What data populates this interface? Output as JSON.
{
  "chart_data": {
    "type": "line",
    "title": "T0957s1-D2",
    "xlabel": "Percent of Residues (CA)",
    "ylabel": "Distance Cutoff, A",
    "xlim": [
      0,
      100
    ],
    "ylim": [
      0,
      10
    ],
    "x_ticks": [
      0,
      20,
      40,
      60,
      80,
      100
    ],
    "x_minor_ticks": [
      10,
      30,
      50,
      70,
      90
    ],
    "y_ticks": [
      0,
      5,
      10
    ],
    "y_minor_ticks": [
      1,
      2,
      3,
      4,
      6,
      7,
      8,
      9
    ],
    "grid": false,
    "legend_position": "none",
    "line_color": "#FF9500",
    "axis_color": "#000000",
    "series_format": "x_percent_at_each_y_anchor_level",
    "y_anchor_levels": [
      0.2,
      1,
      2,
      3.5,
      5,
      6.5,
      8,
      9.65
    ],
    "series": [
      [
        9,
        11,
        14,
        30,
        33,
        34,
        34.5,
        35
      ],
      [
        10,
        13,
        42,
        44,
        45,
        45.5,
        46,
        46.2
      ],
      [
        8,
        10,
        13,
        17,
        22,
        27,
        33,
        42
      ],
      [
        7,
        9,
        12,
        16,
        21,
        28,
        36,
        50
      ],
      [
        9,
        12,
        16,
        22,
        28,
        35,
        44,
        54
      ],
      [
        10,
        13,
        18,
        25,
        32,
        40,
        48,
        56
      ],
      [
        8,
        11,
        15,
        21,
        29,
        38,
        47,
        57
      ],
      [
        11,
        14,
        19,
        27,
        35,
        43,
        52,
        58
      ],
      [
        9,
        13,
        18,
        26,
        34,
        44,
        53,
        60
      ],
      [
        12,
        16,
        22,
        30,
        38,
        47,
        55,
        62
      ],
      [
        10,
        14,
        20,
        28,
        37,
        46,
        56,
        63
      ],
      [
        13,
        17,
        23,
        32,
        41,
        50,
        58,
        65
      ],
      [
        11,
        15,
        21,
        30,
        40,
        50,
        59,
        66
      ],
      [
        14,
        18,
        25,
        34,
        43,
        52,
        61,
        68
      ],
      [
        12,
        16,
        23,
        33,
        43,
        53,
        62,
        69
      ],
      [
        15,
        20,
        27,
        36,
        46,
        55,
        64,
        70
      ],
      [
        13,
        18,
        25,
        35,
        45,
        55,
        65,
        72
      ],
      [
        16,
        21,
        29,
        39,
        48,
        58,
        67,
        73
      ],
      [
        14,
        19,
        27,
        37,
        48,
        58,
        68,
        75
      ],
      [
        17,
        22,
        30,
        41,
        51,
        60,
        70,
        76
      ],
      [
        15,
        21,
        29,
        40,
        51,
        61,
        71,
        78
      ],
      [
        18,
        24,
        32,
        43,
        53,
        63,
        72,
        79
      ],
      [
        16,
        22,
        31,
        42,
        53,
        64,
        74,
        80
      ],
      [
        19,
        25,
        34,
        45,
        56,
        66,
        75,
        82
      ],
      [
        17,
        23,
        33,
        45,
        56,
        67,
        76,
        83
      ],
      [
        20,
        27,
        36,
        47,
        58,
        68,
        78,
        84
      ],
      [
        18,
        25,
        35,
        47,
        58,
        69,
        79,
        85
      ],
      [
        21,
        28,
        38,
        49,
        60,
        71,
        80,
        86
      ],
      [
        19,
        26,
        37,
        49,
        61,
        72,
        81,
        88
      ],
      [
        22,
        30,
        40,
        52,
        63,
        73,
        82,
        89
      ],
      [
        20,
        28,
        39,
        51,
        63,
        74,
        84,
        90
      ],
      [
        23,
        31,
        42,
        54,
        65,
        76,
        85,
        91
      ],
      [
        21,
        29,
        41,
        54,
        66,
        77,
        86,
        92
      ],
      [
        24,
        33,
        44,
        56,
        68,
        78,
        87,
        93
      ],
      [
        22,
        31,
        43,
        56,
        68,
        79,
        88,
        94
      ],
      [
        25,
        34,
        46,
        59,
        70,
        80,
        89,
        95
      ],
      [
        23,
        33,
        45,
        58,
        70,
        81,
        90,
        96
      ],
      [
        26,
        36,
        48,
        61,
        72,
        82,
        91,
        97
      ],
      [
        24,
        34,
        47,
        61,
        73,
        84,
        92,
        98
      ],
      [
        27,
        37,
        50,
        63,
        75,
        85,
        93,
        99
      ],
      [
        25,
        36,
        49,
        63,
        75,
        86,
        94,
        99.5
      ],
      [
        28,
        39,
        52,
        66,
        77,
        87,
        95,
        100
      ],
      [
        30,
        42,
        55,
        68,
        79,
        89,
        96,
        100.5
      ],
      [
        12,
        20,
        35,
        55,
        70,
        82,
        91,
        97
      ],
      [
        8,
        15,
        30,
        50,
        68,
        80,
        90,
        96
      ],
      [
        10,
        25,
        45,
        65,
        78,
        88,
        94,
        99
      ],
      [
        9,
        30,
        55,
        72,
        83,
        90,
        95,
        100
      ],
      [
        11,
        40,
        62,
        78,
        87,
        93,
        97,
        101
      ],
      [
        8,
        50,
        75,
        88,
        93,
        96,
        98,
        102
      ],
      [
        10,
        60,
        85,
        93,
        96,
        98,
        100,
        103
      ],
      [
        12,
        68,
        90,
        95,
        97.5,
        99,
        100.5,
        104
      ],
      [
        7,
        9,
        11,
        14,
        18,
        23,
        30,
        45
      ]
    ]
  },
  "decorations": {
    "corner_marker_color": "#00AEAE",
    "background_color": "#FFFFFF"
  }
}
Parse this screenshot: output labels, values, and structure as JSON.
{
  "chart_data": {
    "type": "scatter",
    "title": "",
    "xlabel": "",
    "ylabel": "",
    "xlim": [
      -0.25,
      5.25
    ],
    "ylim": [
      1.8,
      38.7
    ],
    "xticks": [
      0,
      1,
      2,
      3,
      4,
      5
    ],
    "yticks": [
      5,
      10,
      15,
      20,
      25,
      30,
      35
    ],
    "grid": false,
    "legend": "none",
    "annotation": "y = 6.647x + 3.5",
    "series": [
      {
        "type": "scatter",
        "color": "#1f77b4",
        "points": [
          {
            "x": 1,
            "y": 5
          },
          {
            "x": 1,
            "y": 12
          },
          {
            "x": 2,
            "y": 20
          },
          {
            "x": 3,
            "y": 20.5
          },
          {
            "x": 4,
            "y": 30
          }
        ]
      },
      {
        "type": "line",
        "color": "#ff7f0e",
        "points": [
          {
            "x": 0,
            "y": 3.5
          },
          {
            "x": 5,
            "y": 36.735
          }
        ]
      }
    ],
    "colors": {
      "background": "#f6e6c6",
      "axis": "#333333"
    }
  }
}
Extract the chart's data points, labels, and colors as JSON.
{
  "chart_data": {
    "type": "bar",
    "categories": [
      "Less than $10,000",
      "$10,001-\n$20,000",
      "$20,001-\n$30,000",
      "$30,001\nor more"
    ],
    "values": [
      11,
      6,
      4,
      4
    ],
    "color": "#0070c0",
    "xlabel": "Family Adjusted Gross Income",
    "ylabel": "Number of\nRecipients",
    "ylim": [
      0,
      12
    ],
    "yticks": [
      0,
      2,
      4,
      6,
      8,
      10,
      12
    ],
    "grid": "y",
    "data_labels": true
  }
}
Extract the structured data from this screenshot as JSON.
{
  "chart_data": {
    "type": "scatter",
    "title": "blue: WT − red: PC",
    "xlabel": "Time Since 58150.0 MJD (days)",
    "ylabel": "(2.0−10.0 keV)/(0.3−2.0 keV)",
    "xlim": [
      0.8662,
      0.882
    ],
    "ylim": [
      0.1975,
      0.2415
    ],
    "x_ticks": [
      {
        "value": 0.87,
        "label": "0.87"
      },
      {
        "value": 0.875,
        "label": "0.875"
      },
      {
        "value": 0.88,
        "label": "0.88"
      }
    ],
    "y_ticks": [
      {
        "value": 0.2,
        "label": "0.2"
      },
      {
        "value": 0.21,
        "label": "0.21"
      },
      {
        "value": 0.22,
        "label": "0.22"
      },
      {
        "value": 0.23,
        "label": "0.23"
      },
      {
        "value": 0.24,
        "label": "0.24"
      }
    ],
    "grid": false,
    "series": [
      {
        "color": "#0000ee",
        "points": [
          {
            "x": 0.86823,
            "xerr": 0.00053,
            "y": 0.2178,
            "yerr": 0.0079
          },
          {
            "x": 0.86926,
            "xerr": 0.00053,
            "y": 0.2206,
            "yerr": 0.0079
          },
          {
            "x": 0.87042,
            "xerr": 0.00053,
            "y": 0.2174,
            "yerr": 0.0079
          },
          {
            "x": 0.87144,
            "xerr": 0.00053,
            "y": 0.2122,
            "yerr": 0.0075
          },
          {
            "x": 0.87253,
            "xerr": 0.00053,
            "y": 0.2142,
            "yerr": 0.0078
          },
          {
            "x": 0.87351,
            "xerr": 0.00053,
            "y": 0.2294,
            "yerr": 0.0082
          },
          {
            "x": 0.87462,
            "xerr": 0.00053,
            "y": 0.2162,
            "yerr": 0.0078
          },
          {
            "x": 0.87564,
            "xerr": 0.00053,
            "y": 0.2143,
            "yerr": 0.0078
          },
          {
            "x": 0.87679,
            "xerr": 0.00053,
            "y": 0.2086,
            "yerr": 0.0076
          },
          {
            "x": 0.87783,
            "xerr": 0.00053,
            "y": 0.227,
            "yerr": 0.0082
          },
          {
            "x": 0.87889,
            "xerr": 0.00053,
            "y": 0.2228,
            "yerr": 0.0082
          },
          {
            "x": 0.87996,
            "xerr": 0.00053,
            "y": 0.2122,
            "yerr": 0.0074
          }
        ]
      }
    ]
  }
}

## [INSTRUCTIONS TO FOLLOW]
Search the entries for the word "values" and copy every line that has it.

## [COMPLETE RESPONSE]
Parse this screenshot: output labels, values, and structure as JSON.
    "values": [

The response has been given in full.